12. The method of claim 11, further comprising, following actuation of the cash-out event, a step of resuming the game session using the remaining credit of playing time.
13. The method of claim 1, further comprising an initial step of dispensing to the patron an ID instrument associated with the amount of playing time purchased by the patron, the ID instrument being submitted to the gaming machine to activate the game session.
14. The method of claim 1, wherein a plurality of gaming machines are provided and wherein the activating and enabling steps are carried out on any one of the plurality of gaming machines.
15. The method of claim 1, wherein a plurality of gaming machines are provided and wherein the activating, enabling and determining steps are carried out on any one of the plurality of gaming machines.
16. The method of claim 1, wherein the successive games are triggered by the patron.
17. The method of claim 1, wherein the pace at which the successive games are triggered is variable.
18. A method for a patron to wager on gaming machines, comprising the step of:
activating a game session at a gaming machine with a credit of playing time, the game session lasting an amount of time determined by the credit of playing time;
triggering each game by an external event selected by the patron;
determining a wager amount debited for each game as a function of a time elapsed since a triggering of a previous game during the game session.
19. The method of claim 18, wherein the step of triggering each game is preceded by a manual arming step done by the patron.
20. The method of claim 18, wherein the external event selected by the patron is selected from a processed signal corresponding to at least one of:
a sound detected by a microphone coupled to or integrated in the gaming machine;
an image captured by a video camera coupled to or integrated in the gaming machine;
music, sound or speech streamed on the gaming machine;
movie or video content streamed on the gaming machine, and
the game played on the gaming machine.
==============================
• [Task requirements]:
1. In the gaming-machine claims above, claim 18 says the wager amount debited for each game depends on what?
2. Write the next part of the gaming-machine claims above, picking up after their final line and keeping the same claim style.

(Saved data entries)
==============================
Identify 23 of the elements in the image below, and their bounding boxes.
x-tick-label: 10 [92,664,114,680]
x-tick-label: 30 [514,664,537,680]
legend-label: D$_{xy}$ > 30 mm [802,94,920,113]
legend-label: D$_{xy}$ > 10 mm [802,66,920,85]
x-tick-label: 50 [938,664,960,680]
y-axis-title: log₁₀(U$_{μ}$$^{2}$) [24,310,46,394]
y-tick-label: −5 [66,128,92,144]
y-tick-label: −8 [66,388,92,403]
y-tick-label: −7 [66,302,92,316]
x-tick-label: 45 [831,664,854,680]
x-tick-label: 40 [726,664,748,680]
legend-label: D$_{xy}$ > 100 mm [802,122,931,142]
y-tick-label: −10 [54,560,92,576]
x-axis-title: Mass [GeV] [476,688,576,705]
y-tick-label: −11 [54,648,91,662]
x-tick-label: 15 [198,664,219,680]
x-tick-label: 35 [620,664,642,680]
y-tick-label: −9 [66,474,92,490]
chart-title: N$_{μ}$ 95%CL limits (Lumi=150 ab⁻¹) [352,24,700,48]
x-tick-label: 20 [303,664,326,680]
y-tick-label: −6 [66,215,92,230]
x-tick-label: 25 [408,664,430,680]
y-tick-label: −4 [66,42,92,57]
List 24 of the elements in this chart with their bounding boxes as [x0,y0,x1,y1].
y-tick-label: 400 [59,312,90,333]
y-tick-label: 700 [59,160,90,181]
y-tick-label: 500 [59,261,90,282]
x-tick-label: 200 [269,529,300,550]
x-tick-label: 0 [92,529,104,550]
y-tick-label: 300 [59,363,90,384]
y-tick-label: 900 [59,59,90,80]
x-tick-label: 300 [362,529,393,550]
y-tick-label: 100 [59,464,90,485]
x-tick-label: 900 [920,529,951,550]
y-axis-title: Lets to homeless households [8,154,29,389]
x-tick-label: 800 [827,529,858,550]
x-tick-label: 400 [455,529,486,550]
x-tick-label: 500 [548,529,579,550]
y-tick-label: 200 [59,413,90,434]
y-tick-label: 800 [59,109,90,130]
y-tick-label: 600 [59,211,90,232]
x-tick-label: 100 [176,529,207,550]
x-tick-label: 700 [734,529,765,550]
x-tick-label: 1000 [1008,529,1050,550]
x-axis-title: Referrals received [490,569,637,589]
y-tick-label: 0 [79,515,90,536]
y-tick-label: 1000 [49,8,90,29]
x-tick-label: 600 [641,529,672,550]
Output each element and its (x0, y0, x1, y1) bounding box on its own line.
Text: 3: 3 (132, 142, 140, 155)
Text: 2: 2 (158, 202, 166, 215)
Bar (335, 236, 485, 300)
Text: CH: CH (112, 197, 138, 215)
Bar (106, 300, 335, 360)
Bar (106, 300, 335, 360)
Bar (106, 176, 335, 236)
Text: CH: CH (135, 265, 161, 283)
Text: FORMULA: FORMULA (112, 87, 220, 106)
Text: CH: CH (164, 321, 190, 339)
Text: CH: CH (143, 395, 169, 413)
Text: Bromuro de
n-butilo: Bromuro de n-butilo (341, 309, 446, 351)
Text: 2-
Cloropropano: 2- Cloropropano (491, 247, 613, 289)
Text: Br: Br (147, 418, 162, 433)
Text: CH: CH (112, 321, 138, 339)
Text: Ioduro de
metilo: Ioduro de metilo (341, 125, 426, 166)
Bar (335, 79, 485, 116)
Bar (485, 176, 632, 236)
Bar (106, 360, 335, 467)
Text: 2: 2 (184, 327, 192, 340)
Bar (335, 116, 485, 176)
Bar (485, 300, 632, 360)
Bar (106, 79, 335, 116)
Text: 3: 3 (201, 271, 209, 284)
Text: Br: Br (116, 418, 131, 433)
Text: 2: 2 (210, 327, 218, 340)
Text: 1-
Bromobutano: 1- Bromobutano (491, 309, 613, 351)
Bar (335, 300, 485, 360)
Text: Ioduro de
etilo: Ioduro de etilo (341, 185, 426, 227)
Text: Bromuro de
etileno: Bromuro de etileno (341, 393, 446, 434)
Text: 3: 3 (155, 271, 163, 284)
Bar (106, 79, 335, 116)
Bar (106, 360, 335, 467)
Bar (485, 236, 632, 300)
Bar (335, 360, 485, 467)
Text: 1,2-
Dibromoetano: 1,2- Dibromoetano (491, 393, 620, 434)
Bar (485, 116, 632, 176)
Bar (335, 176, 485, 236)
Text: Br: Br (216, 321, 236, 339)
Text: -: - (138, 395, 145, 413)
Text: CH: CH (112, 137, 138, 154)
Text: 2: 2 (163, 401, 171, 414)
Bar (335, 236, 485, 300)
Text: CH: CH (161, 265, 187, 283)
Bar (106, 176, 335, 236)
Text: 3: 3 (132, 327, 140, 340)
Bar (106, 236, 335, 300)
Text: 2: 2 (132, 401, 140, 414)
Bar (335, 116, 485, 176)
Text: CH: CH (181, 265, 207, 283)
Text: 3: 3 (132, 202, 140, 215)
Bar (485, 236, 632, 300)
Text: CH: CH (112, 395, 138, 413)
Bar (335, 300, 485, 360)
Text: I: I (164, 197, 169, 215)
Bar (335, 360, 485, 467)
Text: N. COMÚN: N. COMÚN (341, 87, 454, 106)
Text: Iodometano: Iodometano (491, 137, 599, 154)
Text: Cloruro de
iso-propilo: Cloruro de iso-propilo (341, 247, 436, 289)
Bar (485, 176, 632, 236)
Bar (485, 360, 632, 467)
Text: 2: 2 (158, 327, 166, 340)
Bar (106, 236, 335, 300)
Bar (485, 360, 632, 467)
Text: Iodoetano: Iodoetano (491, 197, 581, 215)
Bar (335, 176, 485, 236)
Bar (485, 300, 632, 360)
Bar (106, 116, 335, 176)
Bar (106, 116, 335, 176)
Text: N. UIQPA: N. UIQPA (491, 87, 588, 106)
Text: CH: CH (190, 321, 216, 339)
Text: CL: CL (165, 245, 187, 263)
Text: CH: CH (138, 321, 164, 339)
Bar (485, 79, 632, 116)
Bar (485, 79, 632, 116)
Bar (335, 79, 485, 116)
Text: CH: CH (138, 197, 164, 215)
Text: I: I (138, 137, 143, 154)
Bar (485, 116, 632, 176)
==============================
• [Solved tasks]:
1. It depends on the time elapsed since the previous game was triggered during the game session.

2.
21. The method of claim 20, further comprising the step of enabling the patron to select a triggering scheme of the processed signal selected from at least one of:
a level threshold;
a frequency band;
a level threshold in a frequency band, and
a result of applying the processed signal to a mathematical function.
22. The method of claim 18, wherein the credit of playing time is controlled by a down-counting timer and wherein the method further includes ending the game session when the down-counting timer reaches a predetermined value.
23. The method of claim 22, wherein the predetermined value is zero.
24. The method of claim 18, wherein the credit of playing time is managed by an up-counting timer and wherein the method further includes ending the game session when the up-counting timer reaches a predetermined value.
25. The method of claim 18, wherein a prize outcome for winnings is a function of the wager amount.
26. The method of claim 18, wherein a prize outcome for winnings is a function of a time elapsed since the previous game during the game session.
27. The method of claim 18, further comprising crediting winnings of the patron on a separate meter.
28. The method of claim 18, wherein the game session terminates when the credit of playing time is exhausted.
29. The method of claim 18, wherein the game session terminates when the credit of playing time reaches a predetermined level.
30. The method of claim 18, wherein the wager amount for a first game following activation of the game session is a predetermined amount.
31. The method of claim 18, wherein any remaining credit of playing time is frozen when the patron actuates the cash-out event.
32. The method of claim 31, further comprising, following actuation of the cash-out event, a step of resuming the game session using the remaining credit of playing time.
33. The method of claim 18, further comprising an initial step of dispensing to the patron an ID instrument associated with the amount of playing time purchased by the patron, the ID instrument being submitted to the gaming machine to activate the game session.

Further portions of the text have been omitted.